### Material
· · ·

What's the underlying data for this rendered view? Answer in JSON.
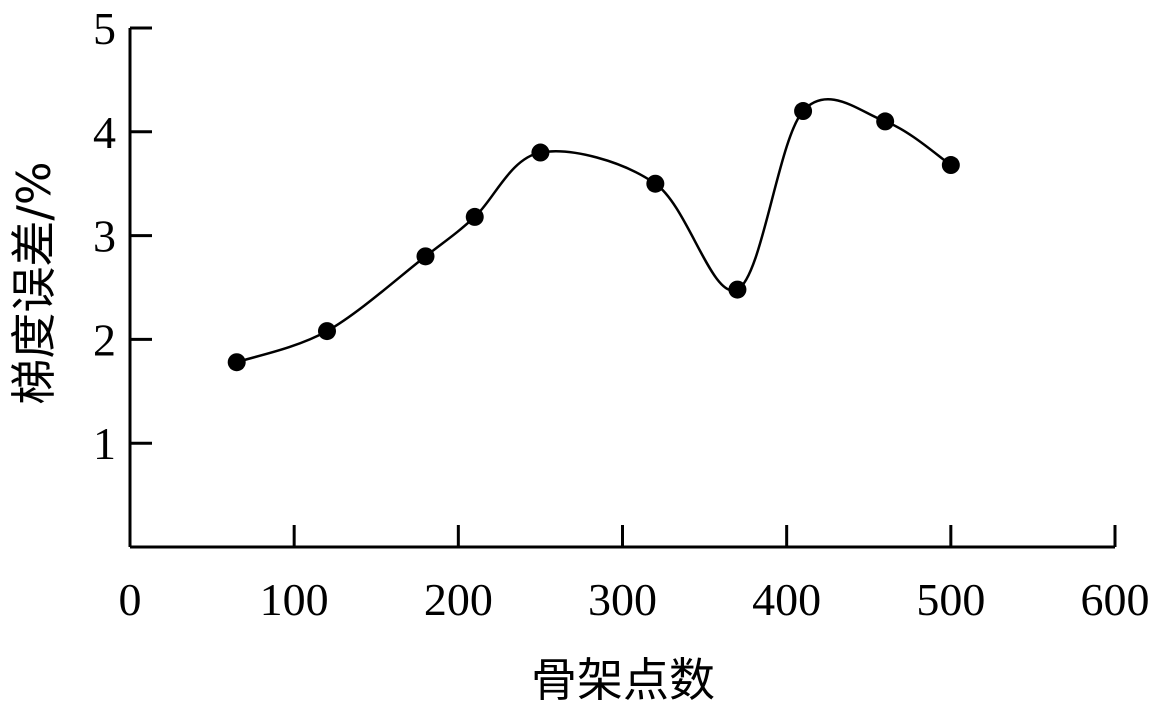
{
  "chart_data": {
    "type": "line",
    "xlabel": "骨架点数",
    "ylabel": "梯度误差/%",
    "xlim": [
      0,
      600
    ],
    "ylim": [
      0,
      5
    ],
    "x_ticks": [
      0,
      100,
      200,
      300,
      400,
      500,
      600
    ],
    "y_ticks": [
      1,
      2,
      3,
      4,
      5
    ],
    "x_tick_labels": [
      "0",
      "100",
      "200",
      "300",
      "400",
      "500",
      "600"
    ],
    "y_tick_labels": [
      "1",
      "2",
      "3",
      "4",
      "5"
    ],
    "grid": false,
    "smooth": true,
    "marker": "filled-circle",
    "series": [
      {
        "x": [
          65,
          120,
          180,
          210,
          250,
          320,
          370,
          410,
          460,
          500
        ],
        "y": [
          1.78,
          2.08,
          2.8,
          3.18,
          3.8,
          3.5,
          2.48,
          4.2,
          4.1,
          3.68
        ]
      }
    ]
  }
}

· · ·

### Exercise prompt
Write the material out again exactly as it appears, dropping the pictures.

### Result of the exercise
What's the underlying data for this rendered view? Answer in JSON.
{
  "chart_data": {
    "type": "line",
    "xlabel": "骨架点数",
    "ylabel": "梯度误差/%",
    "xlim": [
      0,
      600
    ],
    "ylim": [
      0,
      5
    ],
    "x_ticks": [
      0,
      100,
      200,
      300,
      400,
      500,
      600
    ],
    "y_ticks": [
      1,
      2,
      3,
      4,
      5
    ],
    "x_tick_labels": [
      "0",
      "100",
      "200",
      "300",
      "400",
      "500",
      "600"
    ],
    "y_tick_labels": [
      "1",
      "2",
      "3",
      "4",
      "5"
    ],
    "grid": false,
    "smooth": true,
    "marker": "filled-circle",
    "series": [
      {
        "x": [
          65,
          120,
          180,
          210,
          250,
          320,
          370,
          410,
          460,
          500
        ],
        "y": [
          1.78,
          2.08,
          2.8,
          3.18,
          3.8,
          3.5,
          2.48,
          4.2,
          4.1,
          3.68
        ]
      }
    ]
  }
}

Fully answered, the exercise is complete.